*Short problem*: Whenever a line contains the string "Jones", copy it out of the entries.

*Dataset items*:
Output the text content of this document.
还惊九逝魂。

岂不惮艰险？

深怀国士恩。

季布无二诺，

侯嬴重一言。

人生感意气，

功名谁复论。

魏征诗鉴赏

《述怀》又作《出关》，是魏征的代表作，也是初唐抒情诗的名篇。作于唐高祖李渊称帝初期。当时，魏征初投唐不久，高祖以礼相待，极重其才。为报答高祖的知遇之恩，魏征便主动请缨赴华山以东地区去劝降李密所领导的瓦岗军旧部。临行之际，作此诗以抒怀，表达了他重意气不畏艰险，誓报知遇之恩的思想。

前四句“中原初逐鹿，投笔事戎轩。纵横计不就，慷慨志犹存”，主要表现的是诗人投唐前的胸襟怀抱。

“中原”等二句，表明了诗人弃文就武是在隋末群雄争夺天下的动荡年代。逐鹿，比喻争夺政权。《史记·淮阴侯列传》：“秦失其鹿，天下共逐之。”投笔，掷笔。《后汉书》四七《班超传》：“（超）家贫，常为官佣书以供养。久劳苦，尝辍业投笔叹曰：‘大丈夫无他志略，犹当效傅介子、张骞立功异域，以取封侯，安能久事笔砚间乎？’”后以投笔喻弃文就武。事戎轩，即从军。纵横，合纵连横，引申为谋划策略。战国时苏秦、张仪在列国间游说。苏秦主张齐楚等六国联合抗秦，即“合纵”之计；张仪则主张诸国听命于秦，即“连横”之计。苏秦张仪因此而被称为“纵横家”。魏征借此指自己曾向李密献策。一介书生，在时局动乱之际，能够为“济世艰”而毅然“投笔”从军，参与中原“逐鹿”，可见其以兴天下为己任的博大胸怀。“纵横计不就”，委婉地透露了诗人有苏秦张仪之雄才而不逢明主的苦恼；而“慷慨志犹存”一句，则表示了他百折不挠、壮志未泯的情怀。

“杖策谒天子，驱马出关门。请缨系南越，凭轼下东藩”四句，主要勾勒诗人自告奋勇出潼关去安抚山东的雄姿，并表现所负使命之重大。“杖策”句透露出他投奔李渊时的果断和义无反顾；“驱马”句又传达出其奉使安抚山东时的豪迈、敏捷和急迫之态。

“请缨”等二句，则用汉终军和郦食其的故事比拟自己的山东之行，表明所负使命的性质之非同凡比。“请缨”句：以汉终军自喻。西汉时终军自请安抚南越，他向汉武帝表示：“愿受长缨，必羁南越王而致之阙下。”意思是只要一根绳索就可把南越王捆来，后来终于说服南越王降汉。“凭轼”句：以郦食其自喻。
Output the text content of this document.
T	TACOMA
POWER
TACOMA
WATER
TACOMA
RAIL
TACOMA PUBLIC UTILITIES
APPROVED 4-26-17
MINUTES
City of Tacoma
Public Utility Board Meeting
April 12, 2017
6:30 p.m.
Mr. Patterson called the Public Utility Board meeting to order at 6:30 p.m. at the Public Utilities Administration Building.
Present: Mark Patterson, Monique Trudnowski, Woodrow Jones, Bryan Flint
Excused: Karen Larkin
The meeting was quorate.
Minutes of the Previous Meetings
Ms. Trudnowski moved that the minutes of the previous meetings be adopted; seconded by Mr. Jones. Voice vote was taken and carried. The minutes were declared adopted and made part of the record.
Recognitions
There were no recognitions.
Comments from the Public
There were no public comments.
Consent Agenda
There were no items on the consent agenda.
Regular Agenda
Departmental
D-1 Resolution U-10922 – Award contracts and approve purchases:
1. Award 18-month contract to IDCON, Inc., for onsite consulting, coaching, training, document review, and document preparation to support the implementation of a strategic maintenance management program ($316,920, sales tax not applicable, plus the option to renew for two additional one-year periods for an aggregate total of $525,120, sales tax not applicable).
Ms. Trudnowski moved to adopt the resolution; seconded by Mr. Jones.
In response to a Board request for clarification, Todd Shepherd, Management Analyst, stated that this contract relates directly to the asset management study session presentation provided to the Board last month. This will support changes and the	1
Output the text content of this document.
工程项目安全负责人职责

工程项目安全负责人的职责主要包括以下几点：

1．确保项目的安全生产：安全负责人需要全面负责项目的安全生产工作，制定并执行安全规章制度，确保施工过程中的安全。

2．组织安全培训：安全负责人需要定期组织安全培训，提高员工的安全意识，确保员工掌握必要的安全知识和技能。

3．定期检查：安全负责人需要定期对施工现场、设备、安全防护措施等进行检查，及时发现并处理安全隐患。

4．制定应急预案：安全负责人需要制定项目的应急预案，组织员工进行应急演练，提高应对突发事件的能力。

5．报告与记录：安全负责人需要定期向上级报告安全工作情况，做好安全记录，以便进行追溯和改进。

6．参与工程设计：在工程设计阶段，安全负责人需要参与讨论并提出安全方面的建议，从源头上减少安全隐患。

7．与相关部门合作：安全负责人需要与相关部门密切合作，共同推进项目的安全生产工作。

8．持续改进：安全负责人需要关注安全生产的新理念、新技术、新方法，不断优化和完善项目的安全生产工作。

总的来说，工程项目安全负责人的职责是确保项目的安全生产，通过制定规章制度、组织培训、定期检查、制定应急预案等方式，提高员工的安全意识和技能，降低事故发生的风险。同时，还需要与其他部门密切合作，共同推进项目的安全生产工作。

*Exercise solution*:
Present: Mark Patterson, Monique Trudnowski, Woodrow Jones, Bryan Flint
Ms. Trudnowski moved that the minutes of the previous meetings be adopted; seconded by Mr. Jones. Voice vote was taken and carried. The minutes were declared adopted and made part of the record.
Ms. Trudnowski moved to adopt the resolution; seconded by Mr. Jones.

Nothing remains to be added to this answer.